[Input records start]

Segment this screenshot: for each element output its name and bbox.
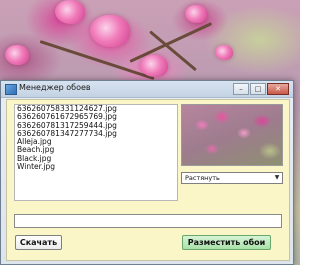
path-input[interactable] xyxy=(14,214,282,228)
window-client-area: 636260758331124627.jpg 63626076167296576… xyxy=(6,99,290,261)
wallpaper-blossom xyxy=(90,15,130,47)
app-icon xyxy=(5,84,17,95)
chevron-down-icon[interactable]: ▼ xyxy=(272,173,282,183)
wallpaper-blossom xyxy=(140,55,168,77)
download-button[interactable]: Скачать xyxy=(15,235,62,250)
window-controls: – □ ✕ xyxy=(233,83,289,95)
maximize-button[interactable]: □ xyxy=(250,83,266,95)
layout-mode-value: Растянуть xyxy=(185,174,220,182)
titlebar[interactable]: Менеджер обоев – □ ✕ xyxy=(1,81,293,98)
wallpaper-manager-window: Менеджер обоев – □ ✕ 636260758331124627.… xyxy=(0,80,294,265)
wallpaper-blossom xyxy=(55,0,85,24)
wallpaper-branch xyxy=(39,40,155,81)
wallpaper-blossom xyxy=(5,45,29,65)
close-button[interactable]: ✕ xyxy=(267,83,289,95)
wallpaper-file-list[interactable]: 636260758331124627.jpg 63626076167296576… xyxy=(14,104,178,201)
wallpaper-branch xyxy=(129,22,213,63)
list-item[interactable]: Winter.jpg xyxy=(15,162,177,171)
minimize-button[interactable]: – xyxy=(233,83,249,95)
wallpaper-blossom xyxy=(215,45,233,60)
layout-mode-select[interactable]: Растянуть ▼ xyxy=(181,172,283,184)
window-title: Менеджер обоев xyxy=(19,83,91,92)
wallpaper-preview-image xyxy=(181,104,283,166)
wallpaper-blossom xyxy=(185,5,207,23)
set-wallpaper-button[interactable]: Разместить обои xyxy=(182,235,271,250)
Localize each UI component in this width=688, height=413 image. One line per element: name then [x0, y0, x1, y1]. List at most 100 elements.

[Input records end]

### Set task
Copy out the listing above word for word, leaving out the pictures.

### Solution to the problem
Segment this screenshot: for each element output its name and bbox.
path-input[interactable] xyxy=(14,214,282,228)
window-client-area: 636260758331124627.jpg 63626076167296576… xyxy=(6,99,290,261)
wallpaper-blossom xyxy=(90,15,130,47)
app-icon xyxy=(5,84,17,95)
chevron-down-icon[interactable]: ▼ xyxy=(272,173,282,183)
wallpaper-blossom xyxy=(140,55,168,77)
download-button[interactable]: Скачать xyxy=(15,235,62,250)
window-controls: – □ ✕ xyxy=(233,83,289,95)
maximize-button[interactable]: □ xyxy=(250,83,266,95)
layout-mode-value: Растянуть xyxy=(185,174,220,182)
titlebar[interactable]: Менеджер обоев – □ ✕ xyxy=(1,81,293,98)
wallpaper-manager-window: Менеджер обоев – □ ✕ 636260758331124627.… xyxy=(0,80,294,265)
wallpaper-blossom xyxy=(55,0,85,24)
wallpaper-branch xyxy=(39,40,155,81)
wallpaper-blossom xyxy=(5,45,29,65)
close-button[interactable]: ✕ xyxy=(267,83,289,95)
wallpaper-file-list[interactable]: 636260758331124627.jpg 63626076167296576… xyxy=(14,104,178,201)
wallpaper-branch xyxy=(129,22,213,63)
list-item[interactable]: Winter.jpg xyxy=(15,162,177,171)
minimize-button[interactable]: – xyxy=(233,83,249,95)
wallpaper-blossom xyxy=(215,45,233,60)
layout-mode-select[interactable]: Растянуть ▼ xyxy=(181,172,283,184)
window-title: Менеджер обоев xyxy=(19,83,91,92)
wallpaper-preview-image xyxy=(181,104,283,166)
wallpaper-blossom xyxy=(185,5,207,23)
set-wallpaper-button[interactable]: Разместить обои xyxy=(182,235,271,250)
Localize each UI component in this width=688, height=413 image. One line per element: name then [x0, y0, x1, y1]. List at most 100 elements.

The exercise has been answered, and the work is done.